Source passage:
Momentum is a studio album released by jazz pianist Dave Burrell. It was recorded in November 2005 and released a year later on November 14, 2006 by the label High Two.

The first three tracks on the album were originally composed by Burrell to accompany the restored French silent film Body and Soul (1925) directed by Oscar Micheaux.

Reception 

All About Jazz reviewer Troy Collins comments that "Burrell hones in on the jazz tradition with intensity and focus, delivering one of the finest statements of his career". AllMusic reviewer Stewart Mason describes the album as "spiky and challenging but only rarely moving into the rhythmic and tonal fearlessness of some of his more outside work".

Required actions:
A: List every person named in the Momentum article.
B: Print the stretch of the Momentum article from "The first three" through "by Oscar Micheaux.".
The records that come after the Momentum article are separate material.

Extracted entries:
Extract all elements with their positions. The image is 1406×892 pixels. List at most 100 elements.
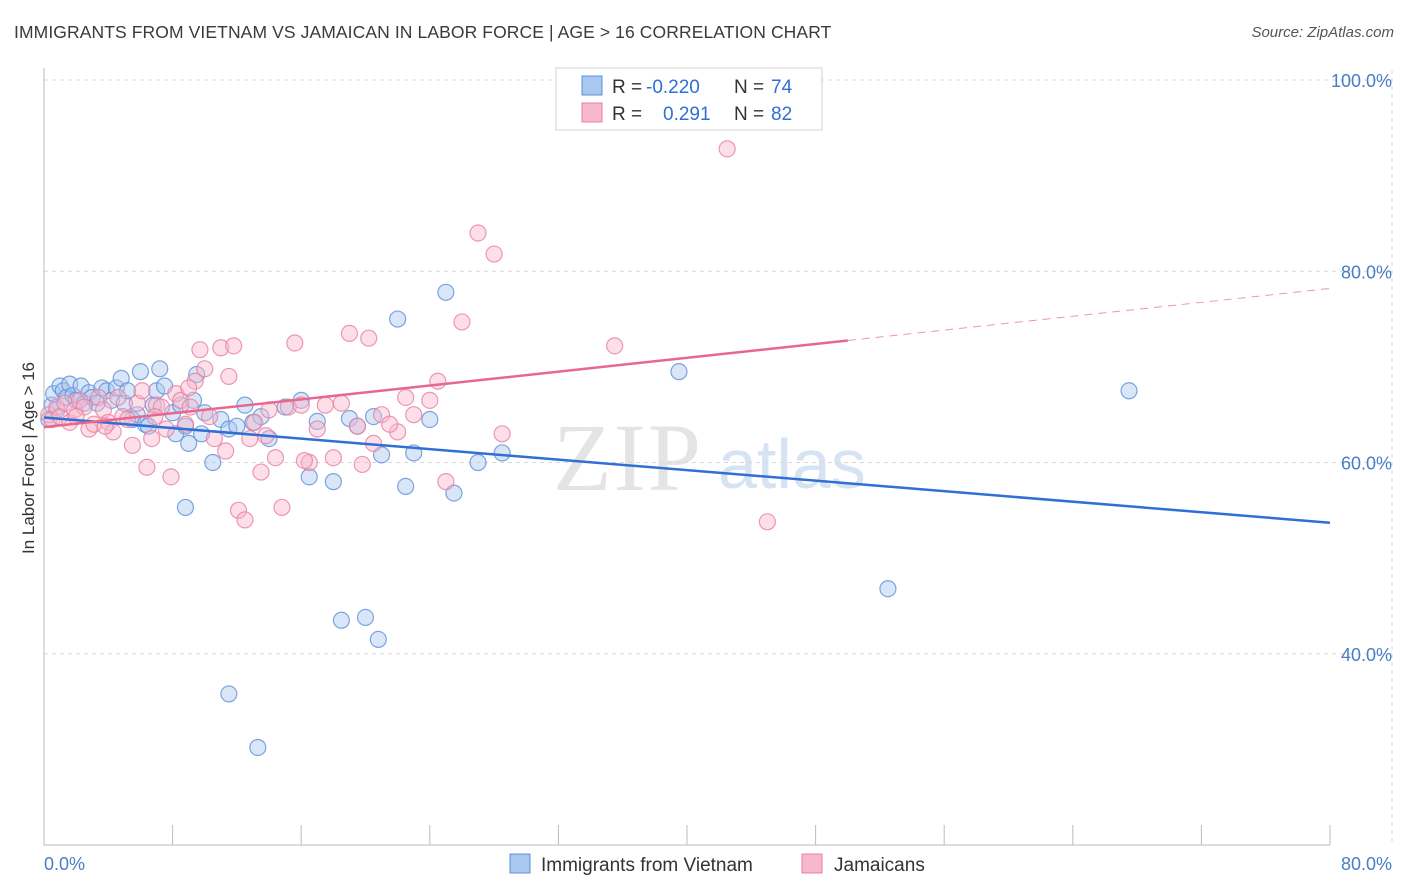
legend-n-value-1: 74 [771, 77, 793, 98]
point-jamaicans-66 [453, 313, 471, 331]
trend-line-jamaicans [43, 339, 848, 429]
point-jamaicans-64 [429, 372, 447, 390]
point-vietnam-40 [204, 453, 222, 472]
point-jamaicans-36 [212, 339, 230, 357]
point-vietnam-29 [151, 360, 169, 378]
point-jamaicans-71 [718, 140, 736, 158]
point-jamaicans-6 [65, 401, 84, 419]
point-jamaicans-38 [225, 337, 243, 355]
x-tick-label-end: 80.0% [1341, 854, 1392, 874]
point-jamaicans-40 [236, 511, 254, 529]
tick-labels: 40.0% 60.0% 80.0% 100.0% 0.0% 80.0% [44, 71, 1392, 874]
point-jamaicans-15 [109, 388, 127, 407]
point-vietnam-52 [324, 473, 342, 491]
point-vietnam-67 [1120, 382, 1138, 400]
point-vietnam-58 [397, 477, 415, 496]
point-jamaicans-80 [381, 415, 399, 433]
legend-r-value-2: 0.291 [663, 104, 711, 125]
bottom-legend-label-jamaicans: Jamaicans [834, 855, 925, 876]
point-jamaicans-22 [143, 429, 161, 448]
point-vietnam-70 [356, 608, 375, 627]
point-jamaicans-65 [437, 473, 455, 491]
point-jamaicans-49 [292, 396, 310, 414]
point-jamaicans-56 [348, 417, 367, 435]
point-jamaicans-33 [196, 360, 214, 378]
watermark-zip: ZIP [553, 404, 703, 511]
point-jamaicans-67 [469, 224, 487, 242]
point-vietnam-66 [879, 580, 897, 598]
trend-line-jamaicans-projection [847, 287, 1331, 341]
point-jamaicans-21 [138, 458, 156, 476]
y-tick-label-100: 100.0% [1331, 71, 1392, 91]
point-jamaicans-54 [332, 394, 350, 412]
svg-text:R = -0.220 N =: R = -0.220 N = 74 [612, 77, 793, 98]
chart-source: Source: ZipAtlas.com [1251, 24, 1394, 41]
point-jamaicans-53 [324, 449, 342, 467]
point-vietnam-24 [131, 363, 150, 381]
point-jamaicans-48 [286, 334, 304, 352]
point-jamaicans-39 [229, 501, 248, 519]
point-vietnam-68 [176, 498, 195, 517]
point-jamaicans-4 [56, 394, 74, 412]
legend-r-value-1: -0.220 [646, 77, 700, 98]
point-jamaicans-57 [353, 455, 371, 474]
point-jamaicans-69 [493, 425, 511, 443]
bottom-legend-swatch-jamaicans [801, 853, 823, 874]
point-vietnam-72 [220, 685, 238, 703]
x-tick-label-start: 0.0% [44, 854, 85, 874]
point-jamaicans-52 [316, 396, 334, 414]
svg-text:R = 0.291 N =: R = 0.291 N = 82 [612, 104, 792, 125]
point-vietnam-69 [332, 611, 350, 629]
watermark-atlas: atlas [718, 425, 866, 503]
trend-lines [43, 287, 1331, 524]
point-jamaicans-2 [48, 398, 66, 416]
point-jamaicans-81 [397, 388, 415, 407]
y-tick-label-80: 80.0% [1341, 262, 1392, 282]
point-jamaicans-72 [758, 513, 776, 531]
point-vietnam-61 [437, 283, 455, 301]
point-jamaicans-63 [421, 391, 439, 409]
point-jamaicans-26 [162, 468, 180, 486]
point-vietnam-65 [670, 363, 688, 381]
point-vietnam-35 [180, 434, 198, 452]
point-vietnam-71 [369, 630, 387, 649]
y-tick-label-60: 60.0% [1341, 454, 1392, 474]
point-vietnam-15 [93, 379, 111, 397]
point-vietnam-57 [389, 310, 407, 328]
bottom-legend-swatch-vietnam [509, 853, 531, 874]
point-jamaicans-70 [606, 337, 624, 355]
point-vietnam-28 [147, 382, 166, 400]
legend-n-value-2: 82 [771, 104, 792, 125]
chart-title: IMMIGRANTS FROM VIETNAM VS JAMAICAN IN L… [14, 22, 832, 42]
point-jamaicans-46 [273, 498, 291, 517]
point-jamaicans-55 [340, 324, 359, 343]
point-jamaicans-42 [245, 413, 264, 431]
point-jamaicans-76 [180, 379, 198, 397]
point-jamaicans-68 [485, 245, 503, 263]
point-jamaicans-51 [308, 420, 326, 438]
point-jamaicans-43 [252, 463, 270, 481]
bottom-legend: Immigrants from Vietnam Jamaicans [509, 853, 925, 876]
point-jamaicans-18 [123, 436, 142, 454]
point-jamaicans-62 [405, 406, 423, 424]
legend: R = -0.220 N = 74 R = 0.291 N = 82 [555, 67, 823, 131]
legend-swatch-vietnam [581, 75, 603, 96]
point-jamaicans-58 [360, 329, 378, 347]
trend-line-vietnam [43, 416, 1331, 524]
point-vietnam-60 [421, 410, 439, 429]
point-jamaicans-77 [217, 442, 235, 460]
point-vietnam-64 [493, 444, 511, 462]
point-jamaicans-79 [295, 451, 314, 470]
legend-n-label-1: N = [734, 77, 769, 98]
legend-r-label-2: R = [612, 104, 647, 125]
point-jamaicans-47 [279, 398, 297, 416]
point-jamaicans-20 [133, 382, 151, 400]
point-vietnam-73 [249, 738, 267, 757]
point-jamaicans-32 [191, 341, 209, 359]
point-vietnam-21 [118, 382, 137, 400]
legend-n-label-2: N = [734, 104, 769, 125]
point-jamaicans-37 [220, 367, 238, 386]
point-jamaicans-31 [186, 372, 204, 390]
y-tick-label-40: 40.0% [1341, 645, 1392, 665]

The solutions:
A:
Dave Burrell
Oscar Micheaux
Troy Collins
Stewart Mason

B:
The first three tracks on the album were originally composed by Burrell to accompany the restored French silent film Body and Soul (1925) directed by Oscar Micheaux.